Dataset items:
——————
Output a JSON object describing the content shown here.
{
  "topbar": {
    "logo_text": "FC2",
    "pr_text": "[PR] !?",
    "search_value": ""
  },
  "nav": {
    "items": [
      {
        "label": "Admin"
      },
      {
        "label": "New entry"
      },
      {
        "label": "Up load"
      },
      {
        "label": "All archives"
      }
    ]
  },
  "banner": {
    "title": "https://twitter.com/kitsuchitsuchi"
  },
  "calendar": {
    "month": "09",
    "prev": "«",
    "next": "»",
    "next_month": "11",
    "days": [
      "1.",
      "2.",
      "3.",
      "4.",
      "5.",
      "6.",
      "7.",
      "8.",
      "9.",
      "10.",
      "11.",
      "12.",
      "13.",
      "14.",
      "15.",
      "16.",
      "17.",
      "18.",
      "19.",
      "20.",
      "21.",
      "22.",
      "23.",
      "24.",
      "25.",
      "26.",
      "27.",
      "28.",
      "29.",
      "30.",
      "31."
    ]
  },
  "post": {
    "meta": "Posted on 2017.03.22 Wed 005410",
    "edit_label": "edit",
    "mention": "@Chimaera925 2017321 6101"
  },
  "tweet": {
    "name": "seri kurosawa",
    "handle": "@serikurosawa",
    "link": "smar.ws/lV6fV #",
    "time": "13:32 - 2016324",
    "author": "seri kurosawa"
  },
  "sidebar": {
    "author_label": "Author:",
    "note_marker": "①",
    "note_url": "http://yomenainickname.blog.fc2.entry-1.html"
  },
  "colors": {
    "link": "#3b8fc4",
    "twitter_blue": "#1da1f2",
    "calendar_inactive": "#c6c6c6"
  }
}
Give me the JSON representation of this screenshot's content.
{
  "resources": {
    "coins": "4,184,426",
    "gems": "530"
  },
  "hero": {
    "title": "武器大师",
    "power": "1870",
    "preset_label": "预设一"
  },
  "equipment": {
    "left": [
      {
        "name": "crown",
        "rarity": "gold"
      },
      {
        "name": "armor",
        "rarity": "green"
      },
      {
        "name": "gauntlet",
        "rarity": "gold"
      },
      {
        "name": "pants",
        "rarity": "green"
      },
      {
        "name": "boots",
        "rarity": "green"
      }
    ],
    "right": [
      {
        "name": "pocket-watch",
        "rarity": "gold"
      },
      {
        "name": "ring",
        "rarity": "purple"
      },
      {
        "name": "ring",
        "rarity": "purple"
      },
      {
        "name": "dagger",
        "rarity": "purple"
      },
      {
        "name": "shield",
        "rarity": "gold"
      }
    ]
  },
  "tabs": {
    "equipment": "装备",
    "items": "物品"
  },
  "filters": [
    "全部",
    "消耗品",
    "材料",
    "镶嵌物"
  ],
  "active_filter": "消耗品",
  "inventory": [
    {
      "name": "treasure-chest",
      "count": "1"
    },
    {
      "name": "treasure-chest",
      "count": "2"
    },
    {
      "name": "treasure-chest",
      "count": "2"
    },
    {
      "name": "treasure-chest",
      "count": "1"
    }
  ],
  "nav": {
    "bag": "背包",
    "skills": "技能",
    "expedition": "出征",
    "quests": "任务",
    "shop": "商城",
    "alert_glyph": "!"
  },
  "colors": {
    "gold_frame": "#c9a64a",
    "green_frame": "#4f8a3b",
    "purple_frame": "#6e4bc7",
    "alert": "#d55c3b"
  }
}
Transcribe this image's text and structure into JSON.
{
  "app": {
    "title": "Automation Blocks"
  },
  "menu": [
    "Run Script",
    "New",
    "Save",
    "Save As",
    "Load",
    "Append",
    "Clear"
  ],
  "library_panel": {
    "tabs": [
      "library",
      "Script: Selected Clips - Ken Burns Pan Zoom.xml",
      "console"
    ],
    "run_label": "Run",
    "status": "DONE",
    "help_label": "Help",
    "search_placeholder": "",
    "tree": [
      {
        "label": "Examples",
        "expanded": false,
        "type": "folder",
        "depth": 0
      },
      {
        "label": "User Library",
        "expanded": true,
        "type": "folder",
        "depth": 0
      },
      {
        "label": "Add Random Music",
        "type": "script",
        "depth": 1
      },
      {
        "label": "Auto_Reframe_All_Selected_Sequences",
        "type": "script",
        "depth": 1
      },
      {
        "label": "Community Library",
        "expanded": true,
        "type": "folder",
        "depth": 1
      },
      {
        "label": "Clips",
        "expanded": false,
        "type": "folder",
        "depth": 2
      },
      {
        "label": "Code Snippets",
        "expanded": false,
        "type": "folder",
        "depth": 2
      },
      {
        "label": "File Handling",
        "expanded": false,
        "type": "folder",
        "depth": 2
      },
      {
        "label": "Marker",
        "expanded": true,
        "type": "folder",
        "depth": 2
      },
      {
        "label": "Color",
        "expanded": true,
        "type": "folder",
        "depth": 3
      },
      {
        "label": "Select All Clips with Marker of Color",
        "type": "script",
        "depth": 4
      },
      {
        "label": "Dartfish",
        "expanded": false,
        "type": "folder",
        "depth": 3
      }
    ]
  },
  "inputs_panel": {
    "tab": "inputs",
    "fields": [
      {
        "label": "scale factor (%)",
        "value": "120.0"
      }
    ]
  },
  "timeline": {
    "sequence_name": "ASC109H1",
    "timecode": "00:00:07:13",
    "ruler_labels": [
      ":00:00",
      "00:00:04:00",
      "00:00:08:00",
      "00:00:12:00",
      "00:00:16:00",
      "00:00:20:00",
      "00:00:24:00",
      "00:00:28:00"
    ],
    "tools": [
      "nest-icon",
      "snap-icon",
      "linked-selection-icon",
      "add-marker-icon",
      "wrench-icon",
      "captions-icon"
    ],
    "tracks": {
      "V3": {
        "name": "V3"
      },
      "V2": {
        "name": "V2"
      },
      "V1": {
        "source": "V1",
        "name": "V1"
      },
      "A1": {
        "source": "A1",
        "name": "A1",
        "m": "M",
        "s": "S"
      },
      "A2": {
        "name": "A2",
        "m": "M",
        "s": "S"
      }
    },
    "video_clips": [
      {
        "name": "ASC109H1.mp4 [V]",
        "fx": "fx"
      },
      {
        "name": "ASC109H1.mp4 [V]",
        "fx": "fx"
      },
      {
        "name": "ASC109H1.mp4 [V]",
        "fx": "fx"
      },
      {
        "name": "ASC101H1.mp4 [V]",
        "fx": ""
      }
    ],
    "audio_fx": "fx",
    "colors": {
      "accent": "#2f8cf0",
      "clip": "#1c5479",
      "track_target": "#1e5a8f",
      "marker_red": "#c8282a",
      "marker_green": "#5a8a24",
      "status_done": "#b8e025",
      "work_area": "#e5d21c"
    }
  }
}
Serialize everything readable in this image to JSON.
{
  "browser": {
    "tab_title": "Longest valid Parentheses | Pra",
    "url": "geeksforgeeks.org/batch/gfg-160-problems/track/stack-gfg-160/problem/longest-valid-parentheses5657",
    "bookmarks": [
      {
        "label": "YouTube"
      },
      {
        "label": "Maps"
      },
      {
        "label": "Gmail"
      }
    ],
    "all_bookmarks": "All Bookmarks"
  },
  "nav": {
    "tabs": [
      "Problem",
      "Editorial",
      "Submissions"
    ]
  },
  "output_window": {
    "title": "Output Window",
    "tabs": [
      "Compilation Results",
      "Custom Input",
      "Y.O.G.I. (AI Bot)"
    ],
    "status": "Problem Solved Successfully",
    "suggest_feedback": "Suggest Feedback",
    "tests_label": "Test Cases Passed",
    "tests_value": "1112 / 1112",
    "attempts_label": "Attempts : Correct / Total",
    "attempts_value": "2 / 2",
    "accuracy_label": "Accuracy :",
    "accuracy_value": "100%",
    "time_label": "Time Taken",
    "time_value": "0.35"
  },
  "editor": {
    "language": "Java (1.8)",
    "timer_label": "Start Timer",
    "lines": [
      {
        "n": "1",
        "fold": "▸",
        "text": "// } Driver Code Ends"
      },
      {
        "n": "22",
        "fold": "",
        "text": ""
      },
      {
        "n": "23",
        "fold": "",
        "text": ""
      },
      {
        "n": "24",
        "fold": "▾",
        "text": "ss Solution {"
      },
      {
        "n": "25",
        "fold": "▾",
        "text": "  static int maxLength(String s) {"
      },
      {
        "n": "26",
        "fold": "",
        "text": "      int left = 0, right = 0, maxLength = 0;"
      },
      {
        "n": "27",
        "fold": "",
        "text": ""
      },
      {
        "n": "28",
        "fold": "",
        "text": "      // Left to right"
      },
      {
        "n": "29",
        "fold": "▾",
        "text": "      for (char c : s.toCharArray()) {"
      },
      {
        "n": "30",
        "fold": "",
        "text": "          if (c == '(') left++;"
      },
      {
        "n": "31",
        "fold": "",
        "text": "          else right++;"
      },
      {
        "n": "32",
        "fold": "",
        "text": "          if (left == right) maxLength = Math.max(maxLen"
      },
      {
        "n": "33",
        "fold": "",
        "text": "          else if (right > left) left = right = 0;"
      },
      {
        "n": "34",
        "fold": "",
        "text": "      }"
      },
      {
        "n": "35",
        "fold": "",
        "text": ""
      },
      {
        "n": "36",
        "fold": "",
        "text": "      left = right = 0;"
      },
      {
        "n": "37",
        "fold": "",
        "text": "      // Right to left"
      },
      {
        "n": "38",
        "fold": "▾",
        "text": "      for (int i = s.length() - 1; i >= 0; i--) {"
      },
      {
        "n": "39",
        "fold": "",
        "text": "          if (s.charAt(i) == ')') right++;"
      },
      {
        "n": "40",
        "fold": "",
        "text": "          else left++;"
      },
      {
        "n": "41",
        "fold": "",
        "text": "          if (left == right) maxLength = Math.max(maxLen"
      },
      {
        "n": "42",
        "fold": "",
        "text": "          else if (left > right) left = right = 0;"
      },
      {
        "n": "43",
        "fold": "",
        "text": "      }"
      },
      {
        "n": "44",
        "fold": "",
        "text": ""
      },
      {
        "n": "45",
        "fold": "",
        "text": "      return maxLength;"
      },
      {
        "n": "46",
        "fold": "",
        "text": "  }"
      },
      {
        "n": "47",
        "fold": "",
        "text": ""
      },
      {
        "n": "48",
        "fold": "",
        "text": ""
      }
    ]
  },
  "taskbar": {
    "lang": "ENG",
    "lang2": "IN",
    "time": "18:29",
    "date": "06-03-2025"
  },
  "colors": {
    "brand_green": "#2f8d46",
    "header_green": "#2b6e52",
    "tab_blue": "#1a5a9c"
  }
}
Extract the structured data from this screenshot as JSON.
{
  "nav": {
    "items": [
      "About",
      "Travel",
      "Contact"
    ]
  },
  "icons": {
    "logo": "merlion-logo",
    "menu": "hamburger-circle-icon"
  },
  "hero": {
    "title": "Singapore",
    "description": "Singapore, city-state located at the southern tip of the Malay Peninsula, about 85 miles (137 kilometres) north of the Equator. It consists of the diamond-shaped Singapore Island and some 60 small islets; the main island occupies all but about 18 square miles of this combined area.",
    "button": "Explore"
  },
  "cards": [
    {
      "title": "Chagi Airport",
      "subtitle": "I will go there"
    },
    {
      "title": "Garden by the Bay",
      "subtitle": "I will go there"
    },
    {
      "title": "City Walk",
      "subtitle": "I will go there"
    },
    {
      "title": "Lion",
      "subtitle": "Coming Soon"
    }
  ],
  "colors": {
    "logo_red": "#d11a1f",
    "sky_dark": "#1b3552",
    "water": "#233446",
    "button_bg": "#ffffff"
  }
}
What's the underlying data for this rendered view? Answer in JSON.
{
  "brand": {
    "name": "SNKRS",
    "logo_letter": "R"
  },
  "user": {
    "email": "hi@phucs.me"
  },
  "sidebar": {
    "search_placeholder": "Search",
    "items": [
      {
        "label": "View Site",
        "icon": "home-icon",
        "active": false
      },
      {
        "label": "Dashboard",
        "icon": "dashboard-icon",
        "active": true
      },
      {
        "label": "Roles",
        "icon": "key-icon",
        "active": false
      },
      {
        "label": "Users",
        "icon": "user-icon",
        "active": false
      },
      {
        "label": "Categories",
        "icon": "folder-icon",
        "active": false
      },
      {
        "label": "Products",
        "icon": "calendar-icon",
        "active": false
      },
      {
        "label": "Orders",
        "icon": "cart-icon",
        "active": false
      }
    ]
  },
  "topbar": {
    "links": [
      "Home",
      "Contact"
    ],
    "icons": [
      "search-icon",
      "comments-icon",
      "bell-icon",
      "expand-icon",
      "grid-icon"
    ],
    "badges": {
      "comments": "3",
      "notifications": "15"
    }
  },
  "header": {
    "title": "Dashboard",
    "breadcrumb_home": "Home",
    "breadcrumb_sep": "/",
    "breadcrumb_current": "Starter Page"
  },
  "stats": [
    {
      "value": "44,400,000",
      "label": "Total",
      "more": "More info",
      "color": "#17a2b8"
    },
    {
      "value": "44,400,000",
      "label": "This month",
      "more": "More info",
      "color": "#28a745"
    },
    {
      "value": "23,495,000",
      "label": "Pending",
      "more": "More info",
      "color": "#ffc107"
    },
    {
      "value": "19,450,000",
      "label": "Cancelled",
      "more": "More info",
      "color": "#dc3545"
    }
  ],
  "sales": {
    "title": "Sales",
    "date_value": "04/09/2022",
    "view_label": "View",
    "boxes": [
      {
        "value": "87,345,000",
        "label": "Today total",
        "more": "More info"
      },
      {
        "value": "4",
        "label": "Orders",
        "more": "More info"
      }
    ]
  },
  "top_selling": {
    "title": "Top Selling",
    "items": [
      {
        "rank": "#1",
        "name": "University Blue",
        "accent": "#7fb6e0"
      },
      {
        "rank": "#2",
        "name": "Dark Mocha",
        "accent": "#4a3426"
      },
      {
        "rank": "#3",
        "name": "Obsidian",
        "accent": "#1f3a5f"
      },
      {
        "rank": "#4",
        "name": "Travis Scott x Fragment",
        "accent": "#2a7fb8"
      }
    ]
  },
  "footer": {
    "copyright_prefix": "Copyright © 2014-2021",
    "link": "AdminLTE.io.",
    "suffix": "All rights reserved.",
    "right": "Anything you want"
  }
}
——————
What the task asks: Tell how many lines above contain the word "else". Give the number alone.

Finished exercise: 4